▸ **Task instructions**
Each line below either holds the string "Městská" or doesn't. Count those that do and give only the number.

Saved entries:
## start
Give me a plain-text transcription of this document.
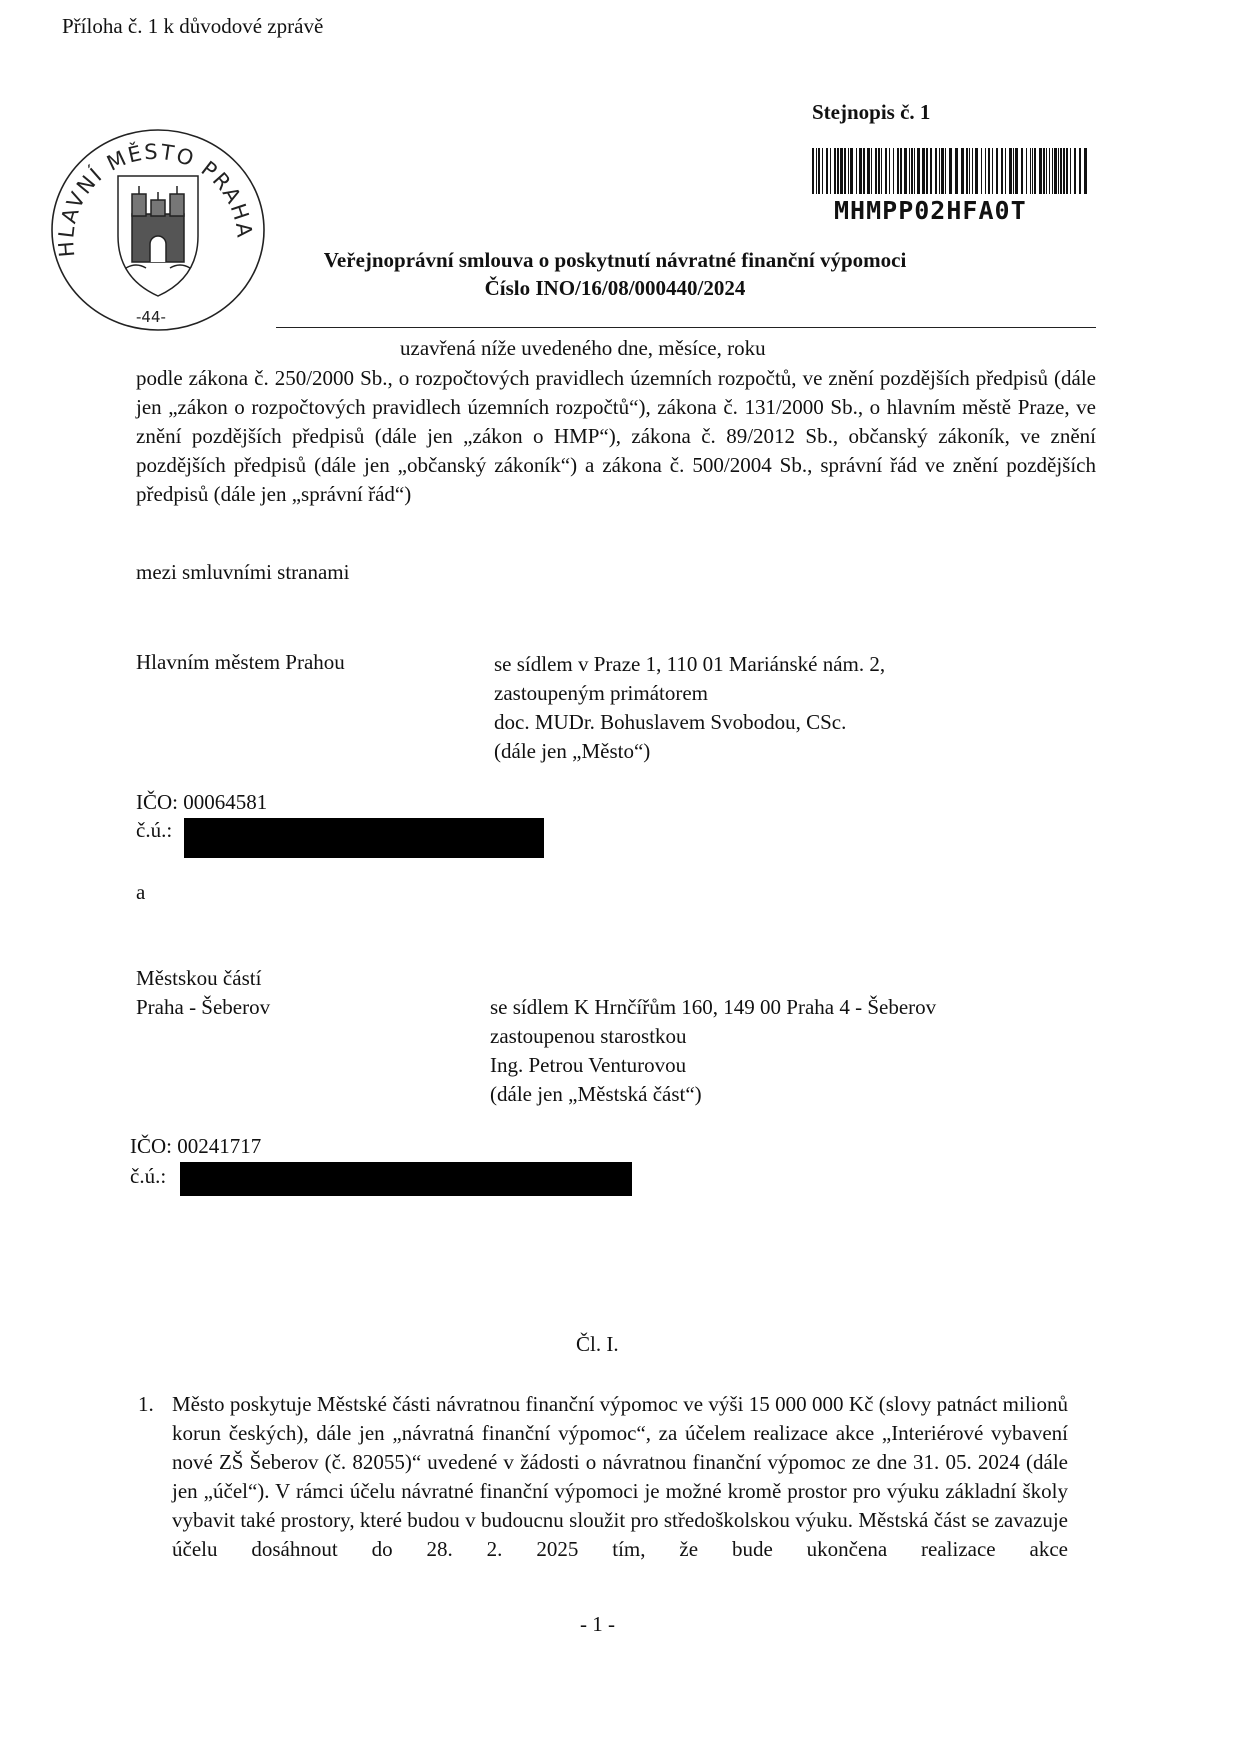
Příloha č. 1 k důvodové zprávě
HLAVNÍ MĚSTO PRAHA
-44-
Stejnopis č. 1
MHMPP02HFA0T
Veřejnoprávní smlouva o poskytnutí návratné finanční výpomoci
Číslo INO/16/08/000440/2024
uzavřená níže uvedeného dne, měsíce, roku

podle zákona č. 250/2000 Sb., o rozpočtových pravidlech územních rozpočtů, ve znění pozdějších předpisů (dále jen „zákon o rozpočtových pravidlech územních rozpočtů“), zákona č. 131/2000 Sb., o hlavním městě Praze, ve znění pozdějších předpisů (dále jen „zákon o HMP“), zákona č. 89/2012 Sb., občanský zákoník, ve znění pozdějších předpisů (dále jen „občanský zákoník“) a zákona č. 500/2004 Sb., správní řád ve znění pozdějších předpisů (dále jen „správní řád“)

mezi smluvními stranami
Hlavním městem Prahou	se sídlem v Praze 1, 110 01 Mariánské nám. 2,
zastoupeným primátorem
doc. MUDr. Bohuslavem Svobodou, CSc.
(dále jen „Město“)
IČO: 00064581
č.ú.:
a
Městskou částí
Praha - Šeberov	se sídlem K Hrnčířům 160, 149 00 Praha 4 - Šeberov
zastoupenou starostkou
Ing. Petrou Venturovou
(dále jen „Městská část“)
IČO: 00241717
č.ú.:
Čl. I.
1. Město poskytuje Městské části návratnou finanční výpomoc ve výši 15 000 000 Kč (slovy patnáct milionů korun českých), dále jen „návratná finanční výpomoc“, za účelem realizace akce „Interiérové vybavení nové ZŠ Šeberov (č. 82055)“ uvedené v žádosti o návratnou finanční výpomoc ze dne 31. 05. 2024 (dále jen „účel“). V rámci účelu návratné finanční výpomoci je možné kromě prostor pro výuku základní školy vybavit také prostory, které budou v budoucnu sloužit pro středoškolskou výuku. Městská část se zavazuje účelu dosáhnout do 28. 2. 2025 tím, že bude ukončena realizace akce
- 1 -
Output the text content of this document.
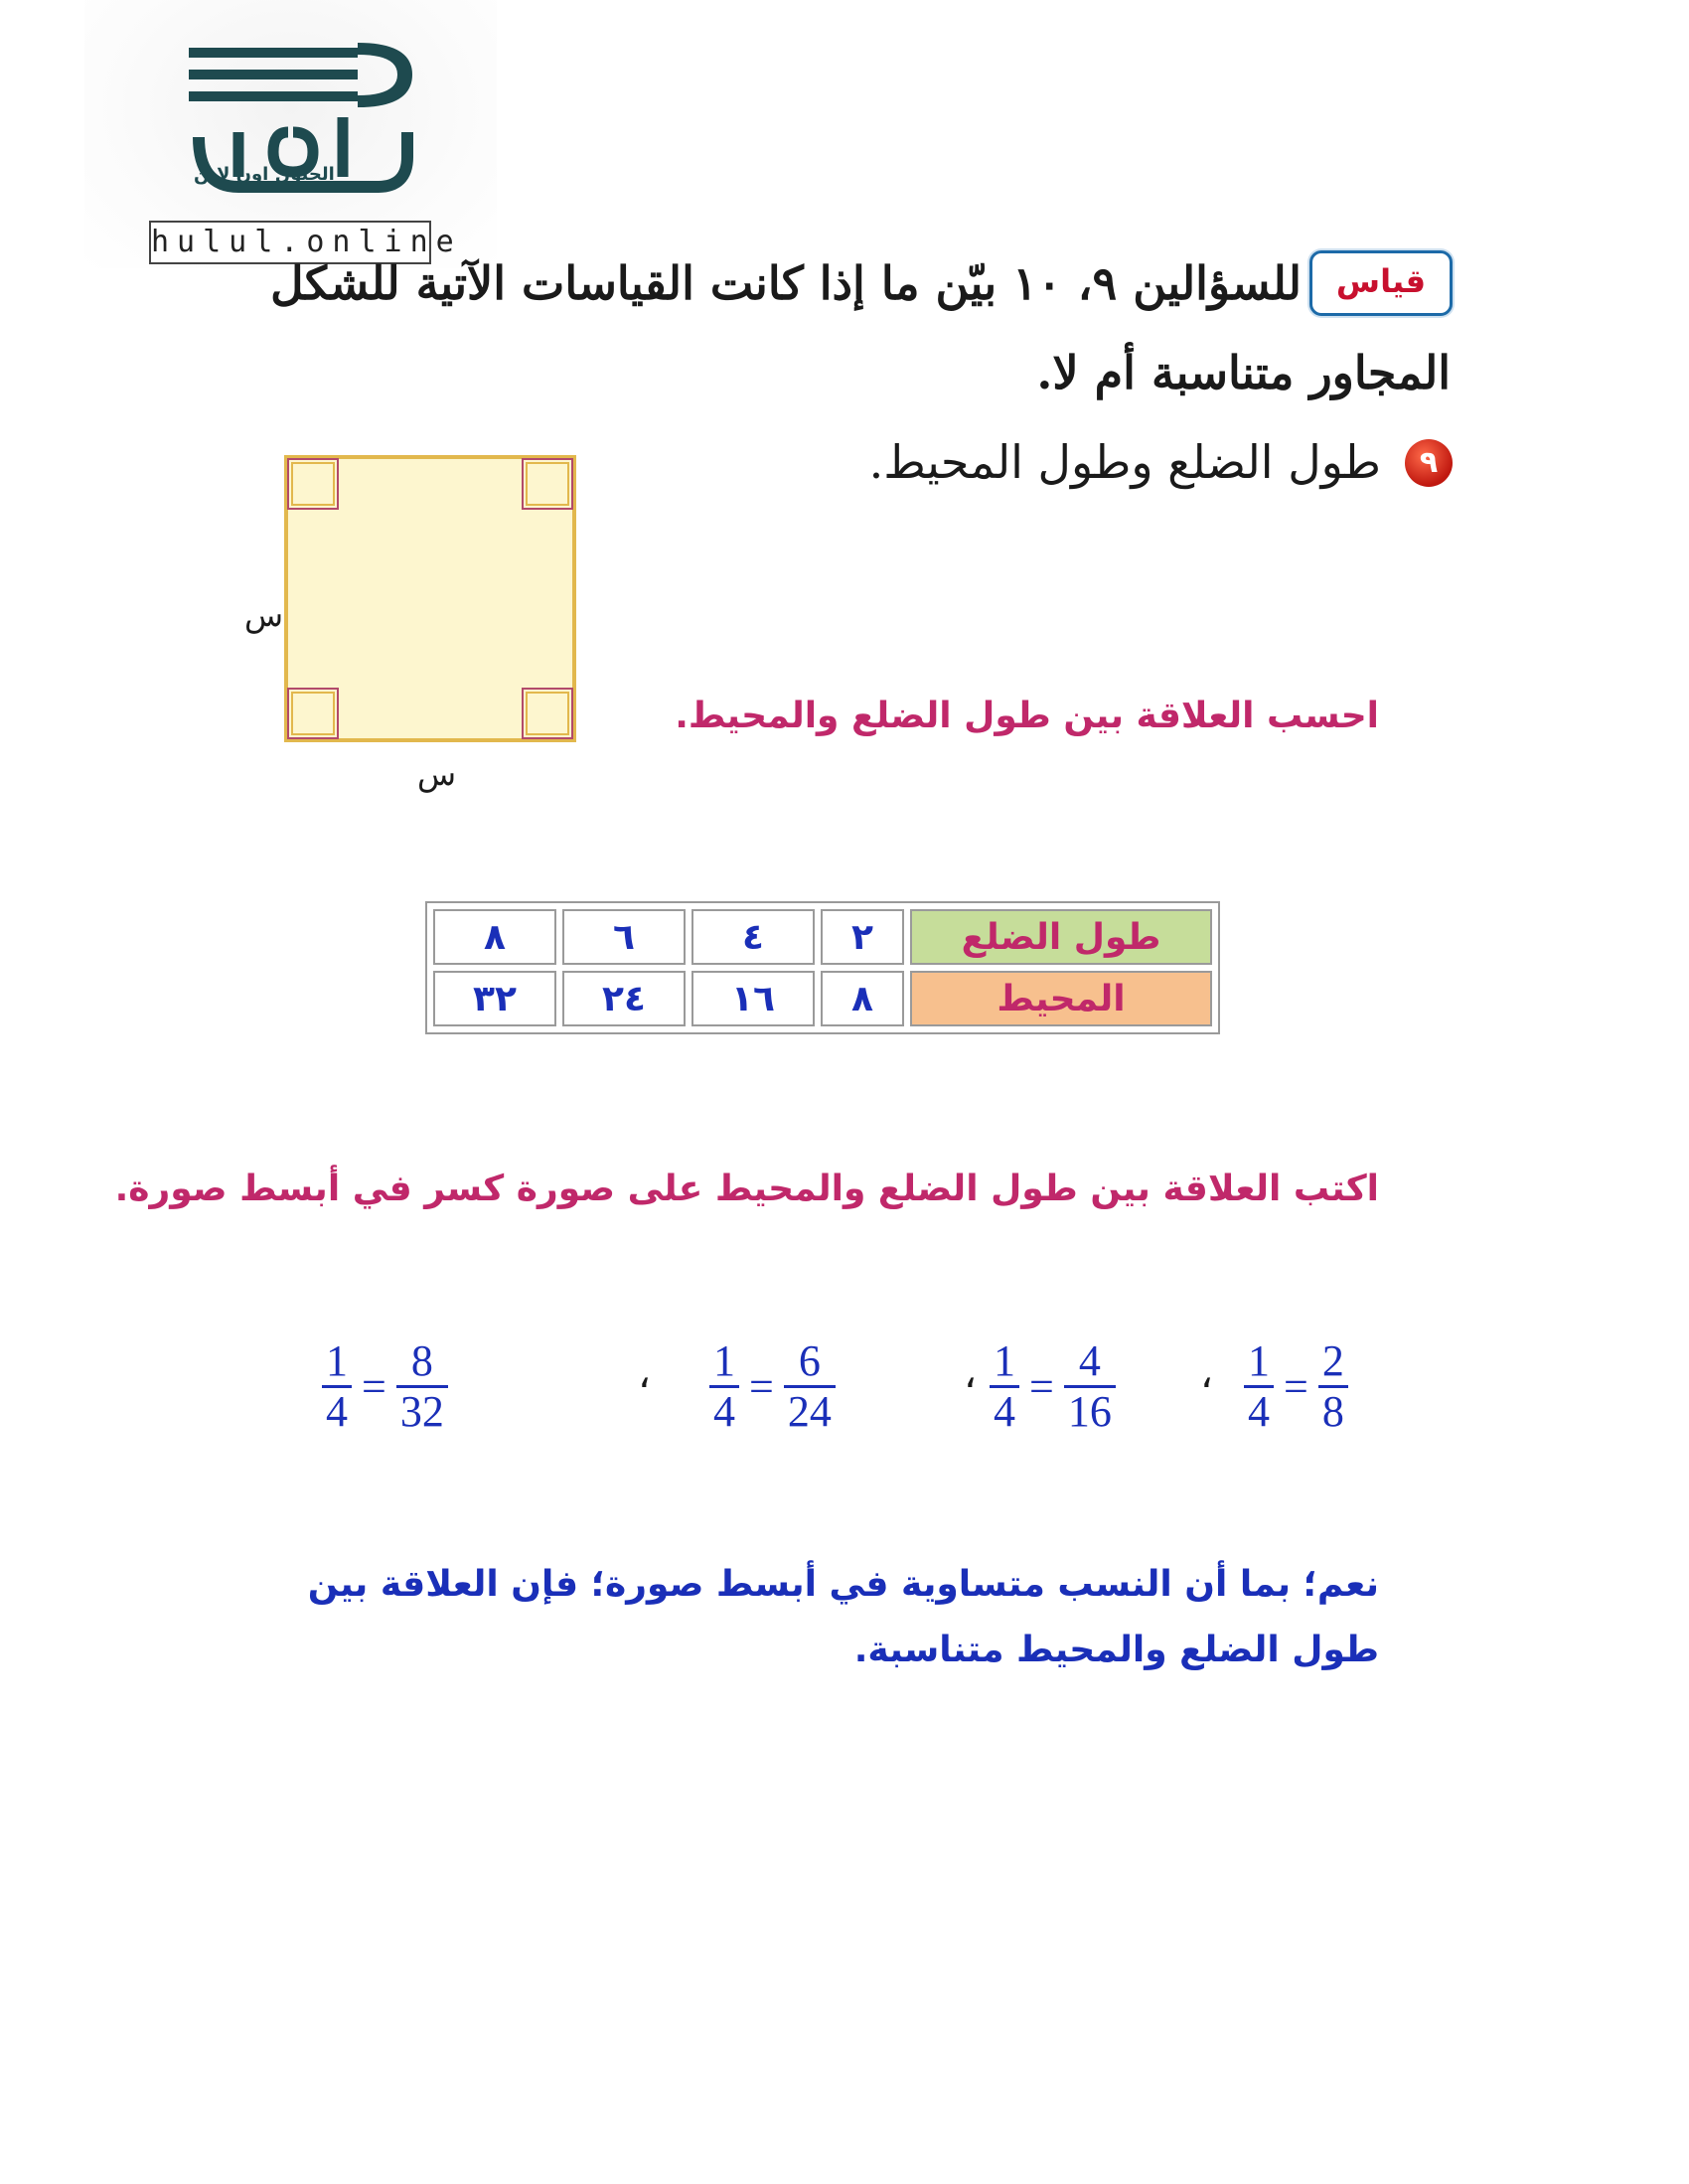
الحلول اون لاين
hulul.online
قياس
للسؤالين ٩، ١٠ بيّن ما إذا كانت القياسات الآتية للشكل
المجاور متناسبة أم لا.
٩
طول الضلع وطول المحيط.
س
س
احسب العلاقة بين طول الضلع والمحيط.
٨	٦	٤	٢	طول الضلع
٣٢	٢٤	١٦	٨	المحيط
اكتب العلاقة بين طول الضلع والمحيط على صورة كسر في أبسط صورة.
$\frac{1}{4} = \frac{8}{32}$	، $\frac{1}{4} = \frac{6}{24}$	، $\frac{1}{4} = \frac{4}{16}$ ، $\frac{1}{4} = \frac{2}{8}$
نعم؛ بما أن النسب متساوية في أبسط صورة؛ فإن العلاقة بين طول الضلع والمحيط متناسبة.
## end
▸ **Final result**
2